- [EXERCISE BRIEF]: Every entry here needs to be repeated exactly.

- [INPUT ROWS]:
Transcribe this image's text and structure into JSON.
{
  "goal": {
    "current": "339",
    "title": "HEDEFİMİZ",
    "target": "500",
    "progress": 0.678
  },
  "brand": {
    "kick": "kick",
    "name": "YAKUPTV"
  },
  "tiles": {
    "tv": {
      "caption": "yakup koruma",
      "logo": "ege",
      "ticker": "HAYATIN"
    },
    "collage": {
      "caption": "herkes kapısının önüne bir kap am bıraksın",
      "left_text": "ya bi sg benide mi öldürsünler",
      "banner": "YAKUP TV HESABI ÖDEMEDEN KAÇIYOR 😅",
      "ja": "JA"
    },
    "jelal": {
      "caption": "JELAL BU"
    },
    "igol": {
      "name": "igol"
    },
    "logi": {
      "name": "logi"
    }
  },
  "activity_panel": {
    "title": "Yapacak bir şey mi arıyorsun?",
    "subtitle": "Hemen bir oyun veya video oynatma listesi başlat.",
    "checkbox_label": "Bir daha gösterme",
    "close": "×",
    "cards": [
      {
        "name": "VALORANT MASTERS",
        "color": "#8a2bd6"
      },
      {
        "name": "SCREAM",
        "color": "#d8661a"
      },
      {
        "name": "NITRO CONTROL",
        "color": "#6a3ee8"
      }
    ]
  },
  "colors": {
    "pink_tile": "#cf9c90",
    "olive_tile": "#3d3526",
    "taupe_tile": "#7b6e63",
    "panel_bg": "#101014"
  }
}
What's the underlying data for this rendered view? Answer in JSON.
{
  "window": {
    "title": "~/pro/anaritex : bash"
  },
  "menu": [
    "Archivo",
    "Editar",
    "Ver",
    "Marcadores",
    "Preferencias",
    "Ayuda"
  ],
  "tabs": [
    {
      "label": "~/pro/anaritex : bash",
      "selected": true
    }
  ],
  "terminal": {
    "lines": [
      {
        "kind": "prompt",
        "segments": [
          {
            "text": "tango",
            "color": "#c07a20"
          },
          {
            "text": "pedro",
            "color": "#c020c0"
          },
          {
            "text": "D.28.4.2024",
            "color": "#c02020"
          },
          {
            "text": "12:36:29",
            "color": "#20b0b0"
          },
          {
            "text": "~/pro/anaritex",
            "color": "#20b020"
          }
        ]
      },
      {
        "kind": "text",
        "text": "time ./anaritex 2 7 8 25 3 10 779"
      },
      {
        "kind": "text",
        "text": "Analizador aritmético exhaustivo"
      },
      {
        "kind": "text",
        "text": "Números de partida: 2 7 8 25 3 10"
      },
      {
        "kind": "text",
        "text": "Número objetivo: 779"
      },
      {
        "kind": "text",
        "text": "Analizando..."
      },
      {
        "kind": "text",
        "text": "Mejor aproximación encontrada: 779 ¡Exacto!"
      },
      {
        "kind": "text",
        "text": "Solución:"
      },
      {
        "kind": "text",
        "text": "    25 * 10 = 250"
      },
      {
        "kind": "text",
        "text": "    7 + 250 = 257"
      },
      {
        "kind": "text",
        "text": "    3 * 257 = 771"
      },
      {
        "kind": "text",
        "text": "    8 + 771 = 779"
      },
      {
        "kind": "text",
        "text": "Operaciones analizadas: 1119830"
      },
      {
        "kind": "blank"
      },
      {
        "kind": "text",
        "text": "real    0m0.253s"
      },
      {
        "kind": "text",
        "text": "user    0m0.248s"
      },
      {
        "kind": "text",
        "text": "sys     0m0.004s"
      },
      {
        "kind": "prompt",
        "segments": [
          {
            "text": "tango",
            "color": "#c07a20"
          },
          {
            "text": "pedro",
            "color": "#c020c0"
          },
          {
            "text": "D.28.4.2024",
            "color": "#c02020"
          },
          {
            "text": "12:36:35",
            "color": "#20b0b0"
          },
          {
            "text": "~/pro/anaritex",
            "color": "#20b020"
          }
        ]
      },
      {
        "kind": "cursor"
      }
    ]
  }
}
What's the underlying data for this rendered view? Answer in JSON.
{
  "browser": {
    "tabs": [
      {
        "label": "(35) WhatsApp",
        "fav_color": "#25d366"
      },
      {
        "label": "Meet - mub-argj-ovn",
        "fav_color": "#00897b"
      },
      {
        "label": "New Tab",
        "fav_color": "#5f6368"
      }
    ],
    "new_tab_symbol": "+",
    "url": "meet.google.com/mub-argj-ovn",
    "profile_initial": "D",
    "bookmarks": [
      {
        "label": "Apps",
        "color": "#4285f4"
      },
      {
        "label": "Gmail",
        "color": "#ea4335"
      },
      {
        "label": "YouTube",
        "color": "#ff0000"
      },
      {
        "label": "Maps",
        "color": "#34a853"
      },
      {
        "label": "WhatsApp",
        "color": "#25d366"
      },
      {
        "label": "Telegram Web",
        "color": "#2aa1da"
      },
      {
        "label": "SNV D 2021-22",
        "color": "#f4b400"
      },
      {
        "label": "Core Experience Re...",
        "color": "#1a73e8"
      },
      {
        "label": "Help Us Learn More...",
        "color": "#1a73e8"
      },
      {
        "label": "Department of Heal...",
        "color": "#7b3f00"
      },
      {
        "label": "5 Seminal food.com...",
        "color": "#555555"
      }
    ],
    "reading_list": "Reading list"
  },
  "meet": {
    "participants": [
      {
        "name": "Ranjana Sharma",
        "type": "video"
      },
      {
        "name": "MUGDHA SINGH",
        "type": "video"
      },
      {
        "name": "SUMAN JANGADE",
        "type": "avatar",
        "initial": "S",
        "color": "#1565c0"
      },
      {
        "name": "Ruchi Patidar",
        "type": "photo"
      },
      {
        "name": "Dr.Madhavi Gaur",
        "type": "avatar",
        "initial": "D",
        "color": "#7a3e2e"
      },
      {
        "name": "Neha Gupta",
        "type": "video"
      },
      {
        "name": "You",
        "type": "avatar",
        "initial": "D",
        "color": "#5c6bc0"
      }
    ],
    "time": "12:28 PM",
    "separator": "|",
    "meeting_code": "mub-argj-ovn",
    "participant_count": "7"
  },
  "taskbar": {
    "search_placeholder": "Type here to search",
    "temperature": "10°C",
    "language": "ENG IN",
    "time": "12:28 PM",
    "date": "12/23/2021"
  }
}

- [RESULT BELOW]:
Transcribe this image's text and structure into JSON.
{
  "goal": {
    "current": "339",
    "title": "HEDEFİMİZ",
    "target": "500",
    "progress": 0.678
  },
  "brand": {
    "kick": "kick",
    "name": "YAKUPTV"
  },
  "tiles": {
    "tv": {
      "caption": "yakup koruma",
      "logo": "ege",
      "ticker": "HAYATIN"
    },
    "collage": {
      "caption": "herkes kapısının önüne bir kap am bıraksın",
      "left_text": "ya bi sg benide mi öldürsünler",
      "banner": "YAKUP TV HESABI ÖDEMEDEN KAÇIYOR 😅",
      "ja": "JA"
    },
    "jelal": {
      "caption": "JELAL BU"
    },
    "igol": {
      "name": "igol"
    },
    "logi": {
      "name": "logi"
    }
  },
  "activity_panel": {
    "title": "Yapacak bir şey mi arıyorsun?",
    "subtitle": "Hemen bir oyun veya video oynatma listesi başlat.",
    "checkbox_label": "Bir daha gösterme",
    "close": "×",
    "cards": [
      {
        "name": "VALORANT MASTERS",
        "color": "#8a2bd6"
      },
      {
        "name": "SCREAM",
        "color": "#d8661a"
      },
      {
        "name": "NITRO CONTROL",
        "color": "#6a3ee8"
      }
    ]
  },
  "colors": {
    "pink_tile": "#cf9c90",
    "olive_tile": "#3d3526",
    "taupe_tile": "#7b6e63",
    "panel_bg": "#101014"
  }
}
What's the underlying data for this rendered view? Answer in JSON.
{
  "window": {
    "title": "~/pro/anaritex : bash"
  },
  "menu": [
    "Archivo",
    "Editar",
    "Ver",
    "Marcadores",
    "Preferencias",
    "Ayuda"
  ],
  "tabs": [
    {
      "label": "~/pro/anaritex : bash",
      "selected": true
    }
  ],
  "terminal": {
    "lines": [
      {
        "kind": "prompt",
        "segments": [
          {
            "text": "tango",
            "color": "#c07a20"
          },
          {
            "text": "pedro",
            "color": "#c020c0"
          },
          {
            "text": "D.28.4.2024",
            "color": "#c02020"
          },
          {
            "text": "12:36:29",
            "color": "#20b0b0"
          },
          {
            "text": "~/pro/anaritex",
            "color": "#20b020"
          }
        ]
      },
      {
        "kind": "text",
        "text": "time ./anaritex 2 7 8 25 3 10 779"
      },
      {
        "kind": "text",
        "text": "Analizador aritmético exhaustivo"
      },
      {
        "kind": "text",
        "text": "Números de partida: 2 7 8 25 3 10"
      },
      {
        "kind": "text",
        "text": "Número objetivo: 779"
      },
      {
        "kind": "text",
        "text": "Analizando..."
      },
      {
        "kind": "text",
        "text": "Mejor aproximación encontrada: 779 ¡Exacto!"
      },
      {
        "kind": "text",
        "text": "Solución:"
      },
      {
        "kind": "text",
        "text": "    25 * 10 = 250"
      },
      {
        "kind": "text",
        "text": "    7 + 250 = 257"
      },
      {
        "kind": "text",
        "text": "    3 * 257 = 771"
      },
      {
        "kind": "text",
        "text": "    8 + 771 = 779"
      },
      {
        "kind": "text",
        "text": "Operaciones analizadas: 1119830"
      },
      {
        "kind": "blank"
      },
      {
        "kind": "text",
        "text": "real    0m0.253s"
      },
      {
        "kind": "text",
        "text": "user    0m0.248s"
      },
      {
        "kind": "text",
        "text": "sys     0m0.004s"
      },
      {
        "kind": "prompt",
        "segments": [
          {
            "text": "tango",
            "color": "#c07a20"
          },
          {
            "text": "pedro",
            "color": "#c020c0"
          },
          {
            "text": "D.28.4.2024",
            "color": "#c02020"
          },
          {
            "text": "12:36:35",
            "color": "#20b0b0"
          },
          {
            "text": "~/pro/anaritex",
            "color": "#20b020"
          }
        ]
      },
      {
        "kind": "cursor"
      }
    ]
  }
}
What's the underlying data for this rendered view? Answer in JSON.
{
  "browser": {
    "tabs": [
      {
        "label": "(35) WhatsApp",
        "fav_color": "#25d366"
      },
      {
        "label": "Meet - mub-argj-ovn",
        "fav_color": "#00897b"
      },
      {
        "label": "New Tab",
        "fav_color": "#5f6368"
      }
    ],
    "new_tab_symbol": "+",
    "url": "meet.google.com/mub-argj-ovn",
    "profile_initial": "D",
    "bookmarks": [
      {
        "label": "Apps",
        "color": "#4285f4"
      },
      {
        "label": "Gmail",
        "color": "#ea4335"
      },
      {
        "label": "YouTube",
        "color": "#ff0000"
      },
      {
        "label": "Maps",
        "color": "#34a853"
      },
      {
        "label": "WhatsApp",
        "color": "#25d366"
      },
      {
        "label": "Telegram Web",
        "color": "#2aa1da"
      },
      {
        "label": "SNV D 2021-22",
        "color": "#f4b400"
      },
      {
        "label": "Core Experience Re...",
        "color": "#1a73e8"
      },
      {
        "label": "Help Us Learn More...",
        "color": "#1a73e8"
      },
      {
        "label": "Department of Heal...",
        "color": "#7b3f00"
      },
      {
        "label": "5 Seminal food.com...",
        "color": "#555555"
      }
    ],
    "reading_list": "Reading list"
  },
  "meet": {
    "participants": [
      {
        "name": "Ranjana Sharma",
        "type": "video"
      },
      {
        "name": "MUGDHA SINGH",
        "type": "video"
      },
      {
        "name": "SUMAN JANGADE",
        "type": "avatar",
        "initial": "S",
        "color": "#1565c0"
      },
      {
        "name": "Ruchi Patidar",
        "type": "photo"
      },
      {
        "name": "Dr.Madhavi Gaur",
        "type": "avatar",
        "initial": "D",
        "color": "#7a3e2e"
      },
      {
        "name": "Neha Gupta",
        "type": "video"
      },
      {
        "name": "You",
        "type": "avatar",
        "initial": "D",
        "color": "#5c6bc0"
      }
    ],
    "time": "12:28 PM",
    "separator": "|",
    "meeting_code": "mub-argj-ovn",
    "participant_count": "7"
  },
  "taskbar": {
    "search_placeholder": "Type here to search",
    "temperature": "10°C",
    "language": "ENG IN",
    "time": "12:28 PM",
    "date": "12/23/2021"
  }
}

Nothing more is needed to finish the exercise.